### WHAT THE TASK REQUIRES
Pick out all lines in the listing holding the string "belirtilen" and copy them.

Recorded data
★ ★ ★ ★ ★ ★ ★
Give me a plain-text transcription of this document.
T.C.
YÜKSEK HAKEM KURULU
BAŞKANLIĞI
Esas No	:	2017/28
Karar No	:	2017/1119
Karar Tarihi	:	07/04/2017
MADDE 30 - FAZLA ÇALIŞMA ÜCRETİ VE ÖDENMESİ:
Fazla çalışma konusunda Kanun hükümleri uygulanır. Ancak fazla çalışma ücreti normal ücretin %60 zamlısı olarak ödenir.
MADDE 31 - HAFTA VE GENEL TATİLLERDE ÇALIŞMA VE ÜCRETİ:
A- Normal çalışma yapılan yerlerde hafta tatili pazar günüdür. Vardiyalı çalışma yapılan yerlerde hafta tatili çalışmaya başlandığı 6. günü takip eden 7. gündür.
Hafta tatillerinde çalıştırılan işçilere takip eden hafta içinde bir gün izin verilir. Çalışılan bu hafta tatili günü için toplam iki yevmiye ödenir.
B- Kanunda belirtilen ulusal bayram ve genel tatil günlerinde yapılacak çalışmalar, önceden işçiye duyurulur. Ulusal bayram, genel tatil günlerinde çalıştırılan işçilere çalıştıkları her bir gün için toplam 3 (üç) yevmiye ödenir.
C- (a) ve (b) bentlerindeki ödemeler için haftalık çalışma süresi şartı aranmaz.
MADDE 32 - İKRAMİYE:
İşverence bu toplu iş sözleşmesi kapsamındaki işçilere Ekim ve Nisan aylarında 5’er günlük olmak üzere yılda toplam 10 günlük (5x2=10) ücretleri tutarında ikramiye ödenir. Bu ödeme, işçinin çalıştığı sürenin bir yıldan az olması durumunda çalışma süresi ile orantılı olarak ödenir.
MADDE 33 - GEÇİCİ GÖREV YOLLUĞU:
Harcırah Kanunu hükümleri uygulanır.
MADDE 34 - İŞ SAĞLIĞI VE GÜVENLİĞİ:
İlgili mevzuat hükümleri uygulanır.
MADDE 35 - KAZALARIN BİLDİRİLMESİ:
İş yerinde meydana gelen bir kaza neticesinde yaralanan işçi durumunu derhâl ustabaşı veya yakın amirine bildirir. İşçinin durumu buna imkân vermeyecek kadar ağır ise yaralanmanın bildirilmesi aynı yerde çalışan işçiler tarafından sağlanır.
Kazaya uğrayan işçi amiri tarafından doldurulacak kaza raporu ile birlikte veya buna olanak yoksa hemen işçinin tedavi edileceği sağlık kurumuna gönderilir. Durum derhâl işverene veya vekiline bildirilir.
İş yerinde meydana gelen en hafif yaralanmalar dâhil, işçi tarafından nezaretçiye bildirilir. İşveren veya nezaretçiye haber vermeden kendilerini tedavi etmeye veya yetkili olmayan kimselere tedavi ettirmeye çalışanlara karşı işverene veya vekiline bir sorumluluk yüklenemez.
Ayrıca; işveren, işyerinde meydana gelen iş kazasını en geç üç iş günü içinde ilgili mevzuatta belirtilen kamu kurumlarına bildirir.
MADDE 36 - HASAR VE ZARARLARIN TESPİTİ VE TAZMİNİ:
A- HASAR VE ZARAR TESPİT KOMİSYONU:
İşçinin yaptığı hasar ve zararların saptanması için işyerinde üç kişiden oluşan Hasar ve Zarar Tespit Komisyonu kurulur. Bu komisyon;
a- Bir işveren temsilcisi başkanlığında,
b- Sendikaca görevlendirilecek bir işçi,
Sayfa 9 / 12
★ ★ ★ ★ ★ ★ ★
### CORRECT RESULT
B- Kanunda belirtilen ulusal bayram ve genel tatil günlerinde yapılacak çalışmalar, önceden işçiye duyurulur. Ulusal bayram, genel tatil günlerinde çalıştırılan işçilere çalıştıkları her bir gün için toplam 3 (üç) yevmiye ödenir.
Ayrıca; işveren, işyerinde meydana gelen iş kazasını en geç üç iş günü içinde ilgili mevzuatta belirtilen kamu kurumlarına bildirir.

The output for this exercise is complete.